==== INPUT MATERIAL
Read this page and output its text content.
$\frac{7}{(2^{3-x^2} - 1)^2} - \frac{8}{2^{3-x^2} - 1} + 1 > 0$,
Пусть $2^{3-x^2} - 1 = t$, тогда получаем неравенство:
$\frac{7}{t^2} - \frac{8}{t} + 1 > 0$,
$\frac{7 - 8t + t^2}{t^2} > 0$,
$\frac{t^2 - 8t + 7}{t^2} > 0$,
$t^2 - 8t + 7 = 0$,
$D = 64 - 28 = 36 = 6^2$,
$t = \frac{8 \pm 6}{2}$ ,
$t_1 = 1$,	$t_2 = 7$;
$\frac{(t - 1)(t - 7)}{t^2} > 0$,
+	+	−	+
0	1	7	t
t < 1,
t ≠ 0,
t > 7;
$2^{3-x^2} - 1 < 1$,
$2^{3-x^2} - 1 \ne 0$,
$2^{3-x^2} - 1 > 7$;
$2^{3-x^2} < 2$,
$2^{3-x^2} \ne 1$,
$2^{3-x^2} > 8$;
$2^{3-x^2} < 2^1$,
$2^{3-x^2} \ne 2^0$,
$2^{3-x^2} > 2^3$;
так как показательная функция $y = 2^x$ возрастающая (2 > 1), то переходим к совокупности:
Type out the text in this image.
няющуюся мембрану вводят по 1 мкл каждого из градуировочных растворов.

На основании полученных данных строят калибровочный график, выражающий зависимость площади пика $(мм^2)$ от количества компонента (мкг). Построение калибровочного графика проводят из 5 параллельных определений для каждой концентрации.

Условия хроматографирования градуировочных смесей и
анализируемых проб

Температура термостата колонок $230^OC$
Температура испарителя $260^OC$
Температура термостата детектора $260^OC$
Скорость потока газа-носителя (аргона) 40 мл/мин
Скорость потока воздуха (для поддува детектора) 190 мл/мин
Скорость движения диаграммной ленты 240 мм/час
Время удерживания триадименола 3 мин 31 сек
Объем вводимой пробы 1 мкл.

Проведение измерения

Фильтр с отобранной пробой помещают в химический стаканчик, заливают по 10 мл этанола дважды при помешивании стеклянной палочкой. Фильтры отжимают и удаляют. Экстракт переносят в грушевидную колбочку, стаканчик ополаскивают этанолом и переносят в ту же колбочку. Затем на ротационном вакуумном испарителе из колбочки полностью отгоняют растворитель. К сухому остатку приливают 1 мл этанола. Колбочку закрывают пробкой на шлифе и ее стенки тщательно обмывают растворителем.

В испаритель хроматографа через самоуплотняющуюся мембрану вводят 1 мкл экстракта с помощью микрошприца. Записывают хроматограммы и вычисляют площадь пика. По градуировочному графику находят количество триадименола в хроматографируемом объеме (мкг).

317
========
-- YOUR INSTRUCTIONS --
Every line above needs to be retyped exactly.

-- OUTPUT BELOW --
Read this page and output its text content.
$\frac{7}{(2^{3-x^2} - 1)^2} - \frac{8}{2^{3-x^2} - 1} + 1 > 0$,
Пусть $2^{3-x^2} - 1 = t$, тогда получаем неравенство:
$\frac{7}{t^2} - \frac{8}{t} + 1 > 0$,
$\frac{7 - 8t + t^2}{t^2} > 0$,
$\frac{t^2 - 8t + 7}{t^2} > 0$,
$t^2 - 8t + 7 = 0$,
$D = 64 - 28 = 36 = 6^2$,
$t = \frac{8 \pm 6}{2}$ ,
$t_1 = 1$,	$t_2 = 7$;
$\frac{(t - 1)(t - 7)}{t^2} > 0$,
+	+	−	+
0	1	7	t
t < 1,
t ≠ 0,
t > 7;
$2^{3-x^2} - 1 < 1$,
$2^{3-x^2} - 1 \ne 0$,
$2^{3-x^2} - 1 > 7$;
$2^{3-x^2} < 2$,
$2^{3-x^2} \ne 1$,
$2^{3-x^2} > 8$;
$2^{3-x^2} < 2^1$,
$2^{3-x^2} \ne 2^0$,
$2^{3-x^2} > 2^3$;
так как показательная функция $y = 2^x$ возрастающая (2 > 1), то переходим к совокупности:
Type out the text in this image.
няющуюся мембрану вводят по 1 мкл каждого из градуировочных растворов.

На основании полученных данных строят калибровочный график, выражающий зависимость площади пика $(мм^2)$ от количества компонента (мкг). Построение калибровочного графика проводят из 5 параллельных определений для каждой концентрации.

Условия хроматографирования градуировочных смесей и
анализируемых проб

Температура термостата колонок $230^OC$
Температура испарителя $260^OC$
Температура термостата детектора $260^OC$
Скорость потока газа-носителя (аргона) 40 мл/мин
Скорость потока воздуха (для поддува детектора) 190 мл/мин
Скорость движения диаграммной ленты 240 мм/час
Время удерживания триадименола 3 мин 31 сек
Объем вводимой пробы 1 мкл.

Проведение измерения

Фильтр с отобранной пробой помещают в химический стаканчик, заливают по 10 мл этанола дважды при помешивании стеклянной палочкой. Фильтры отжимают и удаляют. Экстракт переносят в грушевидную колбочку, стаканчик ополаскивают этанолом и переносят в ту же колбочку. Затем на ротационном вакуумном испарителе из колбочки полностью отгоняют растворитель. К сухому остатку приливают 1 мл этанола. Колбочку закрывают пробкой на шлифе и ее стенки тщательно обмывают растворителем.

В испаритель хроматографа через самоуплотняющуюся мембрану вводят 1 мкл экстракта с помощью микрошприца. Записывают хроматограммы и вычисляют площадь пика. По градуировочному графику находят количество триадименола в хроматографируемом объеме (мкг).

317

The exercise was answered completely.